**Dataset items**
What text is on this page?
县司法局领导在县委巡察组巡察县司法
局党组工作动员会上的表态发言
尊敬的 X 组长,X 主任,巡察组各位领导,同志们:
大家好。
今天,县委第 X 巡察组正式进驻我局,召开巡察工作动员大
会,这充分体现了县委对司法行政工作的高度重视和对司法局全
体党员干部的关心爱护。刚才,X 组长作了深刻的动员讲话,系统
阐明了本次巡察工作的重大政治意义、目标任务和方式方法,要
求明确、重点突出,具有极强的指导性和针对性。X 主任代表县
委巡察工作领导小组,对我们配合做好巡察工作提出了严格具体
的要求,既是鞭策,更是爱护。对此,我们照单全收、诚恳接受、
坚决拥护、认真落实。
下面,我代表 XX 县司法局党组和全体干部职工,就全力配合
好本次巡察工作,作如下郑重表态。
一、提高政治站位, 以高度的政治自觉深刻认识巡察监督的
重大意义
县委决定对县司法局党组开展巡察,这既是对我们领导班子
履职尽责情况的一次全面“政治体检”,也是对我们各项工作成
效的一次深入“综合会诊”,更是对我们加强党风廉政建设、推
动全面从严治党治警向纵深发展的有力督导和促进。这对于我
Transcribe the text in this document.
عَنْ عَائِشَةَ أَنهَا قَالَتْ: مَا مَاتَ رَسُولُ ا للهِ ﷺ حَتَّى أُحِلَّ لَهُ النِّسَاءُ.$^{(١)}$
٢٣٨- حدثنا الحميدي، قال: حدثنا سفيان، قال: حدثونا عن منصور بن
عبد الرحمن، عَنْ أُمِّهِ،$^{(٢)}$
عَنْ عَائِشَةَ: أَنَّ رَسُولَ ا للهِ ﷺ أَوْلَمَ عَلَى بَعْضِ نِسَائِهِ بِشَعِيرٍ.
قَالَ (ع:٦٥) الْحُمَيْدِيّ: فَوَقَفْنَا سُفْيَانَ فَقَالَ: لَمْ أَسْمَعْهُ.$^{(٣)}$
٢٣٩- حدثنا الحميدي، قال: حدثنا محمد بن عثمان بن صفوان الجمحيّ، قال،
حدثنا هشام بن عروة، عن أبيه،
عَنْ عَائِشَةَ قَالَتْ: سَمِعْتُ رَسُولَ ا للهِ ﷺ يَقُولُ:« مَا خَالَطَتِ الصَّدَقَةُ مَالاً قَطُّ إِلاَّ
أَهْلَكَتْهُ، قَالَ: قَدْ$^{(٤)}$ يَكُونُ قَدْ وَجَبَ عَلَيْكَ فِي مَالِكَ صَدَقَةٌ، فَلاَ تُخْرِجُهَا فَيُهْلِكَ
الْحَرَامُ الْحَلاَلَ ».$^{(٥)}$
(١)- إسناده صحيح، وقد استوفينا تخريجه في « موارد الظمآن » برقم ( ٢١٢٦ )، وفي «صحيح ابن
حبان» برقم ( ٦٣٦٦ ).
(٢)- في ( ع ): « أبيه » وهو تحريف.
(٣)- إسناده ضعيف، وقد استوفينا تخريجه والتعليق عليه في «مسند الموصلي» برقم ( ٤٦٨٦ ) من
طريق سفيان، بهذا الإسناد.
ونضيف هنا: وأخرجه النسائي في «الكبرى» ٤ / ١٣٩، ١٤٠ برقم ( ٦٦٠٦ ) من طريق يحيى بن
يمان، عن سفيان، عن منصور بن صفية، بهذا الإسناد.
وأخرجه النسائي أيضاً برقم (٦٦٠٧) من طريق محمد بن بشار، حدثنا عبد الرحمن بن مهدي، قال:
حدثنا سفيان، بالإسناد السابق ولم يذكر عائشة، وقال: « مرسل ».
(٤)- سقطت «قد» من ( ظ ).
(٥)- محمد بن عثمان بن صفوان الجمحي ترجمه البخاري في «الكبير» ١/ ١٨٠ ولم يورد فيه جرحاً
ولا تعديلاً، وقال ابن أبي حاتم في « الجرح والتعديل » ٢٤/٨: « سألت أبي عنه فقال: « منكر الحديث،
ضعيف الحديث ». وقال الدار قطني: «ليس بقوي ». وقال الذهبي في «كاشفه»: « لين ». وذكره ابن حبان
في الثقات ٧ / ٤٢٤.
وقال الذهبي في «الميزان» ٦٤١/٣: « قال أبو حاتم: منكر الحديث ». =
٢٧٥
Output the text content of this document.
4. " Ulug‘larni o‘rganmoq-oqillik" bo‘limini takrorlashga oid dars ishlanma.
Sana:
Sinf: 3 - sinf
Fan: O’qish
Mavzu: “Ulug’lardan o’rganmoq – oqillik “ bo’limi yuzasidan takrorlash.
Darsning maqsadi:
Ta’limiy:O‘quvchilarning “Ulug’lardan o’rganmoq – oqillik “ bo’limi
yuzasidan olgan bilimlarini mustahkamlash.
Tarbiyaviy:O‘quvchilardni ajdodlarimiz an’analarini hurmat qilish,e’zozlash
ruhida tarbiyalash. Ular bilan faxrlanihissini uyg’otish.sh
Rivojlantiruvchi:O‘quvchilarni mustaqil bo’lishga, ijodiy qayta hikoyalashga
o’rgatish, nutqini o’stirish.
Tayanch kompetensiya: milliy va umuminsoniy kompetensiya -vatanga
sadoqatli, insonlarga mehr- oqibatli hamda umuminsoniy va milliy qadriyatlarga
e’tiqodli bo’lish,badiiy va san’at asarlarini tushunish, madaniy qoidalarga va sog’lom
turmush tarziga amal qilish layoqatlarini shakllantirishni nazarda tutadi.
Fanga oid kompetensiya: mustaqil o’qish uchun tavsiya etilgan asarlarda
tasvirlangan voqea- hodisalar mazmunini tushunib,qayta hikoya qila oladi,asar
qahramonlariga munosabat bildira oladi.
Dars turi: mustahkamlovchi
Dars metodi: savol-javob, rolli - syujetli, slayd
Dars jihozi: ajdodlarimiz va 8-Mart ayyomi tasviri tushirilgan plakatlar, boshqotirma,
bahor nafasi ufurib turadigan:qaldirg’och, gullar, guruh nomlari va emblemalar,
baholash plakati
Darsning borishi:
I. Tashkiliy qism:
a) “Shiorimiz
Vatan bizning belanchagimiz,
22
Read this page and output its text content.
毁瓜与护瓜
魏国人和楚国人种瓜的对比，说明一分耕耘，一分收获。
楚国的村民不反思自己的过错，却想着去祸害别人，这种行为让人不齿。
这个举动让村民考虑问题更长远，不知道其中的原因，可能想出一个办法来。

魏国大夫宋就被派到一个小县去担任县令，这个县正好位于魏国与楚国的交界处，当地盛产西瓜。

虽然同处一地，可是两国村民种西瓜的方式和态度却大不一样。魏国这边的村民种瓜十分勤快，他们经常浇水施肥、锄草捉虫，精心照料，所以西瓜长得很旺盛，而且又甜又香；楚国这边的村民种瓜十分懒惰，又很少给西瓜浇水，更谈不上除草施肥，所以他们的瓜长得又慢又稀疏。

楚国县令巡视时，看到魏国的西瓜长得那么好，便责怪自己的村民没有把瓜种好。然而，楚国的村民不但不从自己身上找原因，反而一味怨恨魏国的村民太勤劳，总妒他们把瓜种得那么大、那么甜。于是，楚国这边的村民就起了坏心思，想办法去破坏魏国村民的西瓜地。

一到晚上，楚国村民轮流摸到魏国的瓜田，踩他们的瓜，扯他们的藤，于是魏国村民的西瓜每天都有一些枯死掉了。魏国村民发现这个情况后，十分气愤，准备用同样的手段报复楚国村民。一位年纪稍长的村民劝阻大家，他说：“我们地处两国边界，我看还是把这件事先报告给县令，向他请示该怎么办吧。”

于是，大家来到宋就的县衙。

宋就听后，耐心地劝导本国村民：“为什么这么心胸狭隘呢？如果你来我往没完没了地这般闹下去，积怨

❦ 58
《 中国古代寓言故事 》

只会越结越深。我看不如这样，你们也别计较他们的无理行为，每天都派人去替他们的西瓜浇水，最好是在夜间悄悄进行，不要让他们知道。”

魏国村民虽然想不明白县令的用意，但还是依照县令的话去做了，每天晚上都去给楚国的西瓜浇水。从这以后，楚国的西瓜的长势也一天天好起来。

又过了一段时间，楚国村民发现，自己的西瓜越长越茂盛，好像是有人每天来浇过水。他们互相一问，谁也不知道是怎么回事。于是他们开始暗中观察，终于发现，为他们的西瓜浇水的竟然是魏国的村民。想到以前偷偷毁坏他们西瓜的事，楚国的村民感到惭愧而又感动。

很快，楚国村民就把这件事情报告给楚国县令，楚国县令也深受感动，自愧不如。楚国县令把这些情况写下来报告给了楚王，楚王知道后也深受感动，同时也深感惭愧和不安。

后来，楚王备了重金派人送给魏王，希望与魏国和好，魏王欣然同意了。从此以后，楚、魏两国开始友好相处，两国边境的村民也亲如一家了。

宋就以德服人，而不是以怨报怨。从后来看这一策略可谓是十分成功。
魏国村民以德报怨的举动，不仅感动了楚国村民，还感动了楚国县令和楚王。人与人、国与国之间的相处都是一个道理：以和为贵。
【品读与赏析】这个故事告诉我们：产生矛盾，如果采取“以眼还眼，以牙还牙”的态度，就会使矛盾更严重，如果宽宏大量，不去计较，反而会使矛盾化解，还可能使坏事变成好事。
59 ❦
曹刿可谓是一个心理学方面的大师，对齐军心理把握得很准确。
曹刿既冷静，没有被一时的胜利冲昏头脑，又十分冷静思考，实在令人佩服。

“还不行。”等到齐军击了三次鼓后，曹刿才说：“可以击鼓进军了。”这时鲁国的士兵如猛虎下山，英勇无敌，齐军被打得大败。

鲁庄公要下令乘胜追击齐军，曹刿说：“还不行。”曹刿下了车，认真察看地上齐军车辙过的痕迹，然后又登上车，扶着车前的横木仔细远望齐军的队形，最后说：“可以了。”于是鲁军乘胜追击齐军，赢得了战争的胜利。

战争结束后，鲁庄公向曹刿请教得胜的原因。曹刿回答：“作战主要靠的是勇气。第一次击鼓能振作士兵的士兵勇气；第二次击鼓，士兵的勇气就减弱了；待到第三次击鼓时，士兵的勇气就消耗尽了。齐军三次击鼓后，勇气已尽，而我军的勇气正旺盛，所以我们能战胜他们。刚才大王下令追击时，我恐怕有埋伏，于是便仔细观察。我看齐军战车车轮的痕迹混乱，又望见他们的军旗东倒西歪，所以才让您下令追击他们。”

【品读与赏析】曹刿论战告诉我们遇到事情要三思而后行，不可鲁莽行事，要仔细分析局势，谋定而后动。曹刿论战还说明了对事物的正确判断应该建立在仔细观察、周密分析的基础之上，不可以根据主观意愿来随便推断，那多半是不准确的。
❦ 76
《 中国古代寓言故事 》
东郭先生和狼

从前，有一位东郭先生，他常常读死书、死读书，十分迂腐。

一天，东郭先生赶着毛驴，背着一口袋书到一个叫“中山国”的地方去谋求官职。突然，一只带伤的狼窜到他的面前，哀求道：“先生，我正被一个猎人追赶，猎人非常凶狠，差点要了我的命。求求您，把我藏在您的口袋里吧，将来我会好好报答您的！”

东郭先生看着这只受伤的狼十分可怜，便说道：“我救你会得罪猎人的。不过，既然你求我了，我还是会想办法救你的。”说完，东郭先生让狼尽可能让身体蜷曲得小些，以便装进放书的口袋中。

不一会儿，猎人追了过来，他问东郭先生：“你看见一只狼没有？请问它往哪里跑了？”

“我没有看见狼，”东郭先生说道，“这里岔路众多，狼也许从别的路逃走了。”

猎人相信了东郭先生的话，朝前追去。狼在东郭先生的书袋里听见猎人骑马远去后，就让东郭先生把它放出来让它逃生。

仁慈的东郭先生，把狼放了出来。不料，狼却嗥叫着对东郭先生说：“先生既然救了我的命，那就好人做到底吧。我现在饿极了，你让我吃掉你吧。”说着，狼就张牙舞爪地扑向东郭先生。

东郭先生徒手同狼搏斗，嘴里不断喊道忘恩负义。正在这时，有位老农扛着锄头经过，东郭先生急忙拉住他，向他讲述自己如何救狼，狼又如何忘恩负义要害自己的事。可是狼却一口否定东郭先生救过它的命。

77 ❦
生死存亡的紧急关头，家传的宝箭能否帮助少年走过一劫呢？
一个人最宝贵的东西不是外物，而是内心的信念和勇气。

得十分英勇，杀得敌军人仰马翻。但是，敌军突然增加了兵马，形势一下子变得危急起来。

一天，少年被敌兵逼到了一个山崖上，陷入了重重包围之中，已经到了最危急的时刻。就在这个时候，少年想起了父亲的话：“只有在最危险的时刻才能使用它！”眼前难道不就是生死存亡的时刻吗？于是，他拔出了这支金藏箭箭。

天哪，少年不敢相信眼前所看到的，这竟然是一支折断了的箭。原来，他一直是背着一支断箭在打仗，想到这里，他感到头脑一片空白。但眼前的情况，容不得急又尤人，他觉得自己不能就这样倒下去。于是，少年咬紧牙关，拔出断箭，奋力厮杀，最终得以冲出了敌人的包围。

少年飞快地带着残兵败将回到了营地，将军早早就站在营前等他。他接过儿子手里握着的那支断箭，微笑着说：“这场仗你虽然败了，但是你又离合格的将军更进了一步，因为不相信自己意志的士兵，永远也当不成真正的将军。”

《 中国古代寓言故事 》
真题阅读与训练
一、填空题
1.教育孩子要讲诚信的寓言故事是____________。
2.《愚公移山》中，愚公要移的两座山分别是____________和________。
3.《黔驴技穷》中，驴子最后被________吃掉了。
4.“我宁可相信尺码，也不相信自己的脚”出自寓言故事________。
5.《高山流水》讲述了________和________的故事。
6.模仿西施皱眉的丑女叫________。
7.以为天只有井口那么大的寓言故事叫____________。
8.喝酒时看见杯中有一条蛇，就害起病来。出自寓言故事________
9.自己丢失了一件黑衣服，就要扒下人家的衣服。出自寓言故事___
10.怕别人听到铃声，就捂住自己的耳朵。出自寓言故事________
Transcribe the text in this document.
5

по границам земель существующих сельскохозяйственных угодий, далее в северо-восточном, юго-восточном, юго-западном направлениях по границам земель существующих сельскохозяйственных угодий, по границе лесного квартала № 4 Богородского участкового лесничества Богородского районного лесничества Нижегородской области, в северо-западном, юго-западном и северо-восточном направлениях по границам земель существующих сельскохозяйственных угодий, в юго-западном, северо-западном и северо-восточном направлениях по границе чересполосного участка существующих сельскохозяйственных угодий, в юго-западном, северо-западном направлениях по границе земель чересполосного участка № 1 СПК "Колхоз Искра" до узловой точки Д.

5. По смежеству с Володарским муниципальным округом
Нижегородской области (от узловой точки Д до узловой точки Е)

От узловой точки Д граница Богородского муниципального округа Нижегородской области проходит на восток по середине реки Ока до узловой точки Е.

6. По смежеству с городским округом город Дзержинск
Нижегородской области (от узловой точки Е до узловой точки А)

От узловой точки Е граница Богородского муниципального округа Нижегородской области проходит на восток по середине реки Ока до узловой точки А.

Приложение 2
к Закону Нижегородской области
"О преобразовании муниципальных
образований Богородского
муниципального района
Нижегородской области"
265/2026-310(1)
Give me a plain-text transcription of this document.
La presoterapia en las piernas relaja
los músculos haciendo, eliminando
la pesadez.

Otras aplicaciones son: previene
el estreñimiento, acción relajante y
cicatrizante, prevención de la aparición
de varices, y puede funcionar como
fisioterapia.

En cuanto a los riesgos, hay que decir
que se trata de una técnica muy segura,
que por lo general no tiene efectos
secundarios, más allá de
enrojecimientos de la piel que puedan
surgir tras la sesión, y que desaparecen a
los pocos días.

**Written task**
Find the string "page" in the entries above and return each line that holds it.

**The answer**
What text is on this page?
Read this page and output its text content.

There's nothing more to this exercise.